(Do this): Gather up all lines that carry the word "http".

(Record extracts):
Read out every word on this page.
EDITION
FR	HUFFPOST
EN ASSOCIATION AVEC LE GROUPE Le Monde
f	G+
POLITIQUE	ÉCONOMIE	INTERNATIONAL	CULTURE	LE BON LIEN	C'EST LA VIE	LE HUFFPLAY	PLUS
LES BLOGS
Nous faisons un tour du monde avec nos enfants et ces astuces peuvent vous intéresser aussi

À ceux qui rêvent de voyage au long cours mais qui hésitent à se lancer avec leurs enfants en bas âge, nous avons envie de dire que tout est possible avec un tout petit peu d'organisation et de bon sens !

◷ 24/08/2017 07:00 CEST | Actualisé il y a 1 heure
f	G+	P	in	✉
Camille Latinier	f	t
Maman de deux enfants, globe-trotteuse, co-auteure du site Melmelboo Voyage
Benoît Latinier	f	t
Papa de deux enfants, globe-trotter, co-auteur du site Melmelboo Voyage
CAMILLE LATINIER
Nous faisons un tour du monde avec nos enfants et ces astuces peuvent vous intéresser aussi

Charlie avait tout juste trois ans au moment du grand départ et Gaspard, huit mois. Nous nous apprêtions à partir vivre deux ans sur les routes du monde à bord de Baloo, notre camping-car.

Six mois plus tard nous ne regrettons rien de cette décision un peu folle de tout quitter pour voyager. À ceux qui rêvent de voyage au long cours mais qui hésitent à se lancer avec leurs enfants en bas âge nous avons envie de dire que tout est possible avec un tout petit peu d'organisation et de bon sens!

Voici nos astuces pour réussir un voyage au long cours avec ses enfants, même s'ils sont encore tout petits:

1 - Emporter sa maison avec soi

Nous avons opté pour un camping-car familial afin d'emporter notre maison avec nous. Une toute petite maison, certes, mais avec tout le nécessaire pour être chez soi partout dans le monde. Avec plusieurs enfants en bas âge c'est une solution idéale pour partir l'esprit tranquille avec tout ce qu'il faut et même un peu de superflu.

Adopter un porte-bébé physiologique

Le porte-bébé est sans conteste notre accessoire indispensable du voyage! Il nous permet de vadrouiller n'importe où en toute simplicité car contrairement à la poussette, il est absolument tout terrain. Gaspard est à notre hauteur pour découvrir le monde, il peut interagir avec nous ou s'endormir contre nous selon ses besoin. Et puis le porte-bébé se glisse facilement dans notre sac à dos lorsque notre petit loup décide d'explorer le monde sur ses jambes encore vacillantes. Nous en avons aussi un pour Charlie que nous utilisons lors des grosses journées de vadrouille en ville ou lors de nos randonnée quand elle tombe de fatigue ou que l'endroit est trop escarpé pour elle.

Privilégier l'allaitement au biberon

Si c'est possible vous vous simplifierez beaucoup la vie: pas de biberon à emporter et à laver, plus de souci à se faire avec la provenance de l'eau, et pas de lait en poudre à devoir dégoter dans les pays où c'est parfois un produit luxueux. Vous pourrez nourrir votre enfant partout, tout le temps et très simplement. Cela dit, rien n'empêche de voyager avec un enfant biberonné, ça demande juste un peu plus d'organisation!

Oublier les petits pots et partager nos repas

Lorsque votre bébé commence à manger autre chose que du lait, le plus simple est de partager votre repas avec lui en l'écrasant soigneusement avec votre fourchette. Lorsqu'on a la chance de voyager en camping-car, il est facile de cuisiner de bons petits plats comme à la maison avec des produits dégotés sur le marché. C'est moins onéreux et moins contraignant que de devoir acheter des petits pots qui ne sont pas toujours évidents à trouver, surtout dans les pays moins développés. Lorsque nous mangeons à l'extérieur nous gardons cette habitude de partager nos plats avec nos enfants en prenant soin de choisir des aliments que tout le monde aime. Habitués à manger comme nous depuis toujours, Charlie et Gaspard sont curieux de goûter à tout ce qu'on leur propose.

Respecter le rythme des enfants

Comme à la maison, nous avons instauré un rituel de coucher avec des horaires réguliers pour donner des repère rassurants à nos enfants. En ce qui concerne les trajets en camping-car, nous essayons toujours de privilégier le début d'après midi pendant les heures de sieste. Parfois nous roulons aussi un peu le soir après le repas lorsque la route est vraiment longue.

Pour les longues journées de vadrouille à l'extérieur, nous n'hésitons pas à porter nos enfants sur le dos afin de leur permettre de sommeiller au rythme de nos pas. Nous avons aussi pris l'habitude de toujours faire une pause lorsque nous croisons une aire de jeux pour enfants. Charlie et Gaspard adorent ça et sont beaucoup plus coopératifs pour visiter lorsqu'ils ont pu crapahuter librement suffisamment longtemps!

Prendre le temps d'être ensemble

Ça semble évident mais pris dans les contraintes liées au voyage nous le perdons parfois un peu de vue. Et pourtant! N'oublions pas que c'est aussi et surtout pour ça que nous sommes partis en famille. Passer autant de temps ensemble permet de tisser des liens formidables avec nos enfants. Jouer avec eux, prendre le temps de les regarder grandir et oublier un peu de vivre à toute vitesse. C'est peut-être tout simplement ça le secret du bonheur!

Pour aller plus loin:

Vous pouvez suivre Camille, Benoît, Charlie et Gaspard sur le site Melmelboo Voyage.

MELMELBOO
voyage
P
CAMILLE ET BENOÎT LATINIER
---
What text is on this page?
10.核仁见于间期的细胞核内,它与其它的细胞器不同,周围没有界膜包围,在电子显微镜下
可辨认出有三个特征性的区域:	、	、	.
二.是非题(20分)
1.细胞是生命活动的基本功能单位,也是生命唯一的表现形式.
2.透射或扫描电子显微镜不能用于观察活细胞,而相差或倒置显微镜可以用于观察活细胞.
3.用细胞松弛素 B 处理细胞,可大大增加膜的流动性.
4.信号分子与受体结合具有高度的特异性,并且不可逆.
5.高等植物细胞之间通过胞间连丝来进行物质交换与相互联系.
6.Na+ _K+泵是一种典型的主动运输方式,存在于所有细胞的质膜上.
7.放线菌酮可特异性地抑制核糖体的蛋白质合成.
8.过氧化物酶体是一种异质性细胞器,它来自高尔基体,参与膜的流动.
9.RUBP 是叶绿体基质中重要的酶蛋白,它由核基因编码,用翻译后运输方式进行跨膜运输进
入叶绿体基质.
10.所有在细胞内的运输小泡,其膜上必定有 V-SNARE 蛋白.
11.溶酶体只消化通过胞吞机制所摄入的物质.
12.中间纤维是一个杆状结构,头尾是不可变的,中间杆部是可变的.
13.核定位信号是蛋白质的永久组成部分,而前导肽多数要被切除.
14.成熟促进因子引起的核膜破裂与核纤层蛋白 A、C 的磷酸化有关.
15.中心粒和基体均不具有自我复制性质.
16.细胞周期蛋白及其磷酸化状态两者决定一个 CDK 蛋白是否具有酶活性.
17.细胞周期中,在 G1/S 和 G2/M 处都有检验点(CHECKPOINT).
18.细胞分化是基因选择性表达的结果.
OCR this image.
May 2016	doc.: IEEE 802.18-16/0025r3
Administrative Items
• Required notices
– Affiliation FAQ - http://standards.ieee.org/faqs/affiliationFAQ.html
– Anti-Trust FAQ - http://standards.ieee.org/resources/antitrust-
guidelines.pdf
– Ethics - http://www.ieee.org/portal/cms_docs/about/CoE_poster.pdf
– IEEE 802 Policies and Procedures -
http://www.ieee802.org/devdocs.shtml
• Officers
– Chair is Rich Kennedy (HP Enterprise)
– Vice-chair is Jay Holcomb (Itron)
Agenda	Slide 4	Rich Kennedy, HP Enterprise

(Exercise answer):
– Affiliation FAQ - http://standards.ieee.org/faqs/affiliationFAQ.html
– Anti-Trust FAQ - http://standards.ieee.org/resources/antitrust-
– Ethics - http://www.ieee.org/portal/cms_docs/about/CoE_poster.pdf
http://www.ieee802.org/devdocs.shtml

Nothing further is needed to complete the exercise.